[Data entries]
■ ■ ■ ■ ■ ■ ■

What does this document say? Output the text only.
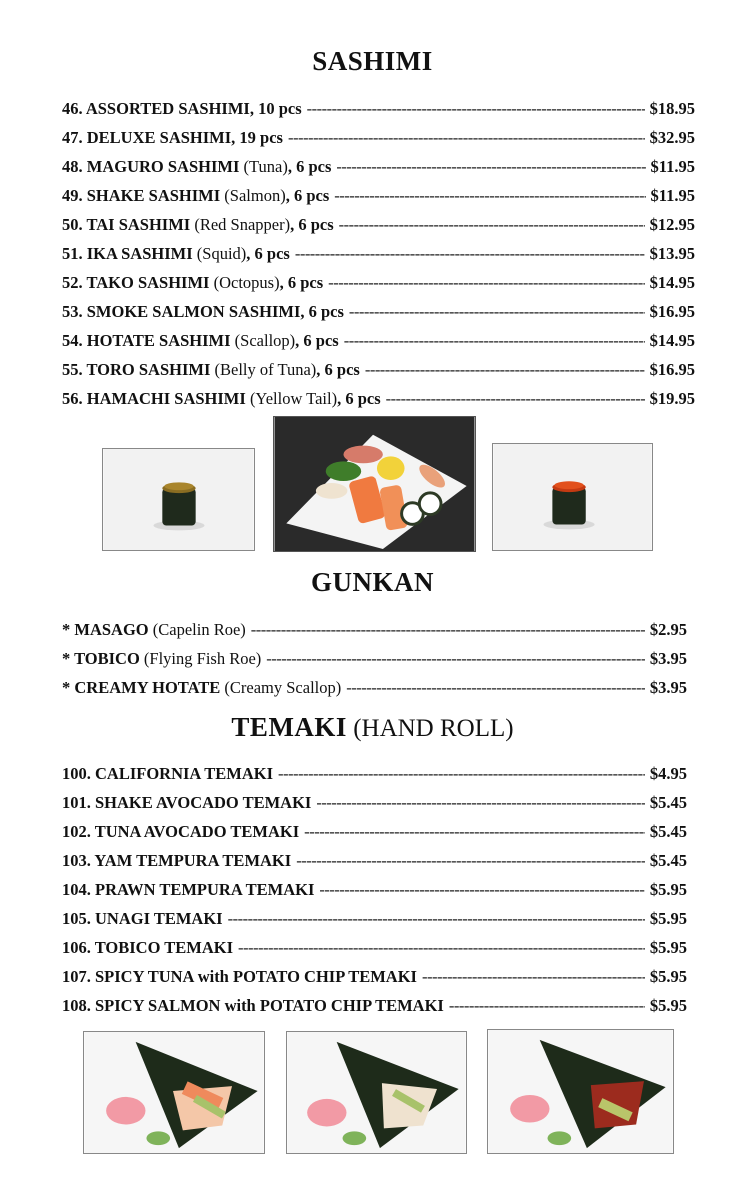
SASHIMI
46. ASSORTED SASHIMI, 10 pcs -----	$18.95
47. DELUXE SASHIMI, 19 pcs -----	$32.95
48. MAGURO SASHIMI (Tuna), 6 pcs -----	$11.95
49. SHAKE SASHIMI (Salmon), 6 pcs -----	$11.95
50. TAI SASHIMI (Red Snapper), 6 pcs -----	$12.95
51. IKA SASHIMI (Squid), 6 pcs -----	$13.95
52. TAKO SASHIMI (Octopus), 6 pcs -----	$14.95
53. SMOKE SALMON SASHIMI, 6 pcs -----	$16.95
54. HOTATE SASHIMI (Scallop), 6 pcs -----	$14.95
55. TORO SASHIMI (Belly of Tuna), 6 pcs -----	$16.95
56. HAMACHI SASHIMI (Yellow Tail), 6 pcs -----	$19.95
GUNKAN
* MASAGO (Capelin Roe) -----	$2.95
* TOBICO (Flying Fish Roe) -----	$3.95
* CREAMY HOTATE (Creamy Scallop) -----	$3.95
TEMAKI (HAND ROLL)
100. CALIFORNIA TEMAKI -----	$4.95
101. SHAKE AVOCADO TEMAKI -----	$5.45
102. TUNA AVOCADO TEMAKI -----	$5.45
103. YAM TEMPURA TEMAKI -----	$5.45
104. PRAWN TEMPURA TEMAKI -----	$5.95
105. UNAGI TEMAKI -----	$5.95
106. TOBICO TEMAKI -----	$5.95
107. SPICY TUNA with POTATO CHIP TEMAKI -----	$5.95
108. SPICY SALMON with POTATO CHIP TEMAKI -----	$5.95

■ ■ ■ ■ ■ ■ ■

§ **What is needed**: Strip out the images, then output the records above word for word.

§ **Expected output**:
What does this document say? Output the text only.
SASHIMI
46. ASSORTED SASHIMI, 10 pcs -----	$18.95
47. DELUXE SASHIMI, 19 pcs -----	$32.95
48. MAGURO SASHIMI (Tuna), 6 pcs -----	$11.95
49. SHAKE SASHIMI (Salmon), 6 pcs -----	$11.95
50. TAI SASHIMI (Red Snapper), 6 pcs -----	$12.95
51. IKA SASHIMI (Squid), 6 pcs -----	$13.95
52. TAKO SASHIMI (Octopus), 6 pcs -----	$14.95
53. SMOKE SALMON SASHIMI, 6 pcs -----	$16.95
54. HOTATE SASHIMI (Scallop), 6 pcs -----	$14.95
55. TORO SASHIMI (Belly of Tuna), 6 pcs -----	$16.95
56. HAMACHI SASHIMI (Yellow Tail), 6 pcs -----	$19.95
GUNKAN
* MASAGO (Capelin Roe) -----	$2.95
* TOBICO (Flying Fish Roe) -----	$3.95
* CREAMY HOTATE (Creamy Scallop) -----	$3.95
TEMAKI (HAND ROLL)
100. CALIFORNIA TEMAKI -----	$4.95
101. SHAKE AVOCADO TEMAKI -----	$5.45
102. TUNA AVOCADO TEMAKI -----	$5.45
103. YAM TEMPURA TEMAKI -----	$5.45
104. PRAWN TEMPURA TEMAKI -----	$5.95
105. UNAGI TEMAKI -----	$5.95
106. TOBICO TEMAKI -----	$5.95
107. SPICY TUNA with POTATO CHIP TEMAKI -----	$5.95
108. SPICY SALMON with POTATO CHIP TEMAKI -----	$5.95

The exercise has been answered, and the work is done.